■ **Objective**: Each entry below is to be given again word for word, with no pictures.

▼▼▼

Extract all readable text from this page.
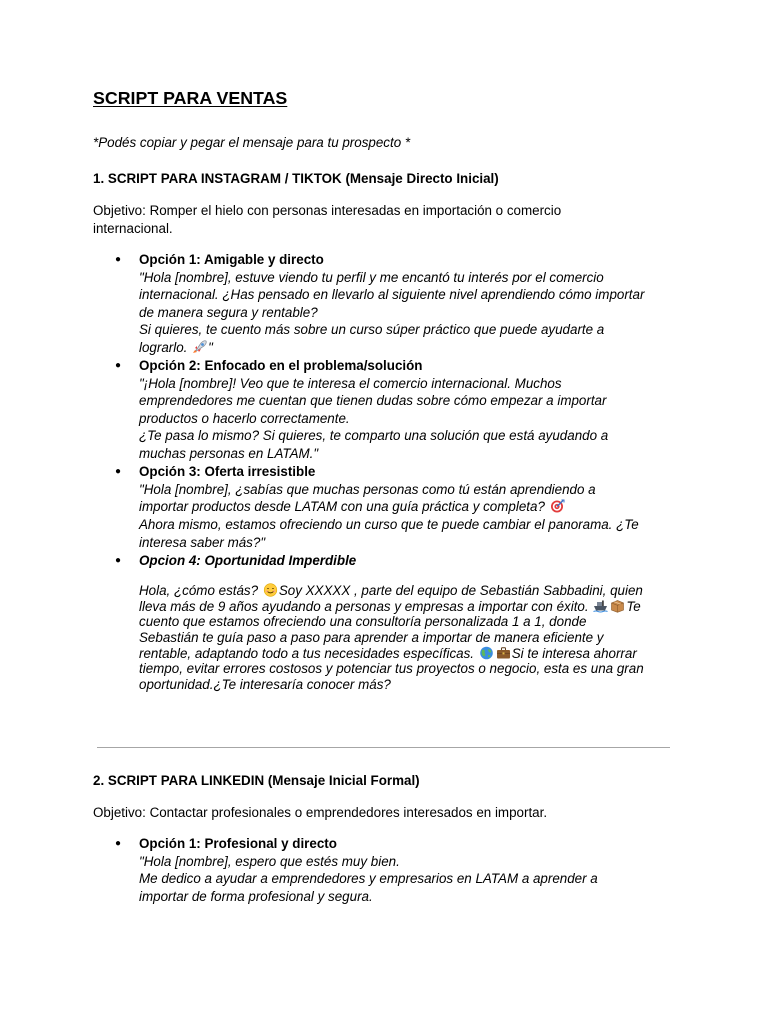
SCRIPT PARA VENTAS

*Podés copiar y pegar el mensaje para tu prospecto *

1. SCRIPT PARA INSTAGRAM / TIKTOK (Mensaje Directo Inicial)

Objetivo: Romper el hielo con personas interesadas en importación o comercio internacional.

● Opción 1: Amigable y directo
"Hola [nombre], estuve viendo tu perfil y me encantó tu interés por el comercio
internacional. ¿Has pensado en llevarlo al siguiente nivel aprendiendo cómo importar
de manera segura y rentable?
Si quieres, te cuento más sobre un curso súper práctico que puede ayudarte a
lograrlo. "
● Opción 2: Enfocado en el problema/solución
"¡Hola [nombre]! Veo que te interesa el comercio internacional. Muchos
emprendedores me cuentan que tienen dudas sobre cómo empezar a importar
productos o hacerlo correctamente.
¿Te pasa lo mismo? Si quieres, te comparto una solución que está ayudando a
muchas personas en LATAM."
● Opción 3: Oferta irresistible
"Hola [nombre], ¿sabías que muchas personas como tú están aprendiendo a
importar productos desde LATAM con una guía práctica y completa?
Ahora mismo, estamos ofreciendo un curso que te puede cambiar el panorama. ¿Te
interesa saber más?"
● Opcion 4: Oportunidad Imperdible
Hola, ¿cómo estás? Soy XXXXX , parte del equipo de Sebastián Sabbadini, quien
lleva más de 9 años ayudando a personas y empresas a importar con éxito.	Te
cuento que estamos ofreciendo una consultoría personalizada 1 a 1, donde
Sebastián te guía paso a paso para aprender a importar de manera eficiente y
rentable, adaptando todo a tus necesidades específicas.	Si te interesa ahorrar
tiempo, evitar errores costosos y potenciar tus proyectos o negocio, esta es una gran
oportunidad.¿Te interesaría conocer más?

2. SCRIPT PARA LINKEDIN (Mensaje Inicial Formal)

Objetivo: Contactar profesionales o emprendedores interesados en importar.

● Opción 1: Profesional y directo
"Hola [nombre], espero que estés muy bien.
Me dedico a ayudar a emprendedores y empresarios en LATAM a aprender a
importar de forma profesional y segura.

▲▲▲

■ **Result below**:
Extract all readable text from this page.
SCRIPT PARA VENTAS

*Podés copiar y pegar el mensaje para tu prospecto *

1. SCRIPT PARA INSTAGRAM / TIKTOK (Mensaje Directo Inicial)

Objetivo: Romper el hielo con personas interesadas en importación o comercio internacional.

● Opción 1: Amigable y directo
"Hola [nombre], estuve viendo tu perfil y me encantó tu interés por el comercio
internacional. ¿Has pensado en llevarlo al siguiente nivel aprendiendo cómo importar
de manera segura y rentable?
Si quieres, te cuento más sobre un curso súper práctico que puede ayudarte a
lograrlo. "
● Opción 2: Enfocado en el problema/solución
"¡Hola [nombre]! Veo que te interesa el comercio internacional. Muchos
emprendedores me cuentan que tienen dudas sobre cómo empezar a importar
productos o hacerlo correctamente.
¿Te pasa lo mismo? Si quieres, te comparto una solución que está ayudando a
muchas personas en LATAM."
● Opción 3: Oferta irresistible
"Hola [nombre], ¿sabías que muchas personas como tú están aprendiendo a
importar productos desde LATAM con una guía práctica y completa?
Ahora mismo, estamos ofreciendo un curso que te puede cambiar el panorama. ¿Te
interesa saber más?"
● Opcion 4: Oportunidad Imperdible
Hola, ¿cómo estás? Soy XXXXX , parte del equipo de Sebastián Sabbadini, quien
lleva más de 9 años ayudando a personas y empresas a importar con éxito.	Te
cuento que estamos ofreciendo una consultoría personalizada 1 a 1, donde
Sebastián te guía paso a paso para aprender a importar de manera eficiente y
rentable, adaptando todo a tus necesidades específicas.	Si te interesa ahorrar
tiempo, evitar errores costosos y potenciar tus proyectos o negocio, esta es una gran
oportunidad.¿Te interesaría conocer más?

2. SCRIPT PARA LINKEDIN (Mensaje Inicial Formal)

Objetivo: Contactar profesionales o emprendedores interesados en importar.

● Opción 1: Profesional y directo
"Hola [nombre], espero que estés muy bien.
Me dedico a ayudar a emprendedores y empresarios en LATAM a aprender a
importar de forma profesional y segura.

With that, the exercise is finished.